------ Listing ------

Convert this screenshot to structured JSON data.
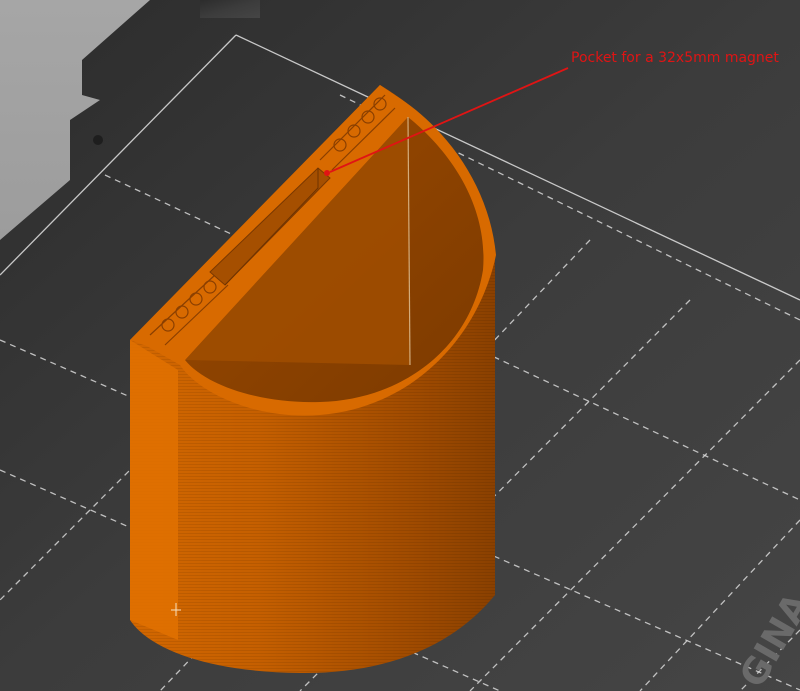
{
  "annotation": {
    "text": "Pocket for a 32x5mm magnet",
    "color": "#e01414"
  },
  "print_bed": {
    "logo_text": "GINA",
    "surface_color": "#3a3a3a",
    "grid_color": "#d8d8d8"
  },
  "model": {
    "name": "half-cylinder cup with magnet pocket",
    "color": "#d86a00"
  }
}
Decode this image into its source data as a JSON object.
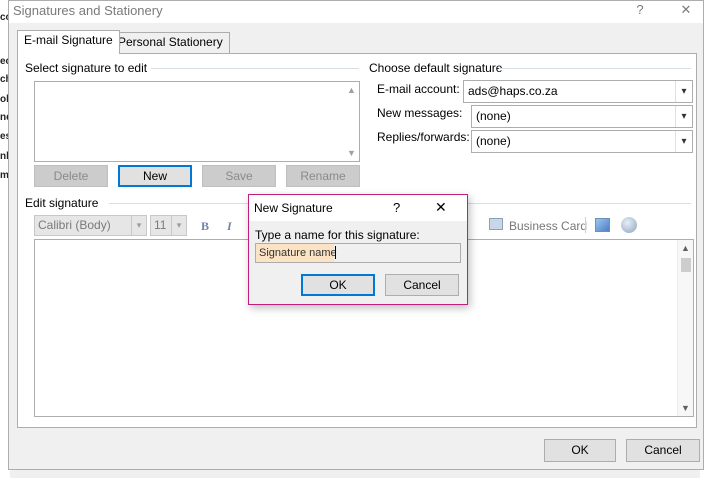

------

## What the task requires
A faithful copy of the records above is needed, with the pictures left out.

## Task solution
Convert this screenshot to structured JSON data.
{
  "annotation": {
    "text": "Pocket for a 32x5mm magnet",
    "color": "#e01414"
  },
  "print_bed": {
    "logo_text": "GINA",
    "surface_color": "#3a3a3a",
    "grid_color": "#d8d8d8"
  },
  "model": {
    "name": "half-cylinder cup with magnet pocket",
    "color": "#d86a00"
  }
}
Decode this image into its source data as a JSON object.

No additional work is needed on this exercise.